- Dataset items
· · · · ·
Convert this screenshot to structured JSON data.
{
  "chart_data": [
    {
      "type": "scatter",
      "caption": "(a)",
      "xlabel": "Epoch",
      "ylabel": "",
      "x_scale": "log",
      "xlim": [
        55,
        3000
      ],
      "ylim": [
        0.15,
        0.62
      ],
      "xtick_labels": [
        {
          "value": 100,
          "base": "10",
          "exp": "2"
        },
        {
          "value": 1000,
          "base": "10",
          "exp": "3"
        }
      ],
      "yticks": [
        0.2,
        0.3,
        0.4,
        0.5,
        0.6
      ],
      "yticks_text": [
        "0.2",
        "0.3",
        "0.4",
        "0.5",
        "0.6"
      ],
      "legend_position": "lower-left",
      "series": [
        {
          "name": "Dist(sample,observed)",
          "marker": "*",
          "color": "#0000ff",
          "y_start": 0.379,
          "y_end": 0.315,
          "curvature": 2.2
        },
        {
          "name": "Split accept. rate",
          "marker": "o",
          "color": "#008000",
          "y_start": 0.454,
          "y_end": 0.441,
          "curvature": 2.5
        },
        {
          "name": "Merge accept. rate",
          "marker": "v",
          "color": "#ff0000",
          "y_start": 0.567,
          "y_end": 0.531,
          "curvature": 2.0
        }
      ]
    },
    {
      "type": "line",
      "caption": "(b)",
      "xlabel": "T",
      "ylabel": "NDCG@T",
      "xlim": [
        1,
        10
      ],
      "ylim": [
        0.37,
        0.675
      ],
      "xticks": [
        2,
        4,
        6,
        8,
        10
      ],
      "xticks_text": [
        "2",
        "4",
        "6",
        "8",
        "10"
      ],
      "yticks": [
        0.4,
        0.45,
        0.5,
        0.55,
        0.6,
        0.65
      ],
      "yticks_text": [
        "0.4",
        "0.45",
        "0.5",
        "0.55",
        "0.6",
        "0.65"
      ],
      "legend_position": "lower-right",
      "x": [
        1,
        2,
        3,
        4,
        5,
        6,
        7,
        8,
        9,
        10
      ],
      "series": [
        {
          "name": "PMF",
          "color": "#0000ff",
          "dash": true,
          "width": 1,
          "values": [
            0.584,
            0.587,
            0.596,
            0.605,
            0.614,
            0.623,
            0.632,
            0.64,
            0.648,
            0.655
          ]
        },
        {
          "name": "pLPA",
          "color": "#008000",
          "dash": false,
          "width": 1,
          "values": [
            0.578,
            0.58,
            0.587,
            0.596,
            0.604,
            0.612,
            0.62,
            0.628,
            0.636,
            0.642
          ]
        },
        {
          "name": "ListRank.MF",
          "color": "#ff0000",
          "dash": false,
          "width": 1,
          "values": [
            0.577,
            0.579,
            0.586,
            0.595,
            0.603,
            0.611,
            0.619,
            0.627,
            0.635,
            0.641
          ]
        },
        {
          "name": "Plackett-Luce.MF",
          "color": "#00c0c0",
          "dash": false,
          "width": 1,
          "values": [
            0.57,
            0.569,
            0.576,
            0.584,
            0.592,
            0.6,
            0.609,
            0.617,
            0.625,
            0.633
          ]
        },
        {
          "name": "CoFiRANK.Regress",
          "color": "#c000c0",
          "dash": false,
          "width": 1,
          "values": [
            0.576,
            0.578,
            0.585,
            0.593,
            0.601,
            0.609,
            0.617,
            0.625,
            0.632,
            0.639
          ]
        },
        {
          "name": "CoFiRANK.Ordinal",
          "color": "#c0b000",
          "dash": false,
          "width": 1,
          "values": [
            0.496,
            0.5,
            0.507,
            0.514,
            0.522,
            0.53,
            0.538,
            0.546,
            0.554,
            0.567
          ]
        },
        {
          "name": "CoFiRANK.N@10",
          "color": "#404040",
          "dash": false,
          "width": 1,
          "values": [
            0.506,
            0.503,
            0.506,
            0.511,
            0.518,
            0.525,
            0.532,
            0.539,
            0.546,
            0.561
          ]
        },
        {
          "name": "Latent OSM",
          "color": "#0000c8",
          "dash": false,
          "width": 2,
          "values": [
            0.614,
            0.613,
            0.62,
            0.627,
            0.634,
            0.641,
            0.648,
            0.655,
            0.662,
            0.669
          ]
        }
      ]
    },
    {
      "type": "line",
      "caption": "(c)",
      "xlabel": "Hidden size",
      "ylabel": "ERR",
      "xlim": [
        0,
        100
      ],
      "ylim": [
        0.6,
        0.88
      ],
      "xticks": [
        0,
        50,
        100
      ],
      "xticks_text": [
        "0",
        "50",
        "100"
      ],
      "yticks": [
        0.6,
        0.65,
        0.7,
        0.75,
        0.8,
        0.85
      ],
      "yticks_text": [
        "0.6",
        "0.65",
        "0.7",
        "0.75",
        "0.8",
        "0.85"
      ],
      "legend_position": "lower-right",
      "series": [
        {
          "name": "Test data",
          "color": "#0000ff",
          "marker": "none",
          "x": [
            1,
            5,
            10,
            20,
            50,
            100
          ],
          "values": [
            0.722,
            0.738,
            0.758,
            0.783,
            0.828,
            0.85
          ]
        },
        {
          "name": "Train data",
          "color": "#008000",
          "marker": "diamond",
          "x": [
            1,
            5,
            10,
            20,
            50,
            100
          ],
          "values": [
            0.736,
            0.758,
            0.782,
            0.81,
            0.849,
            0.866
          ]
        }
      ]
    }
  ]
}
· · · · ·
Return each line of the data that contains the string "curvature".

- FINISHED ANSWER
          "curvature": 2.2
          "curvature": 2.5
          "curvature": 2.0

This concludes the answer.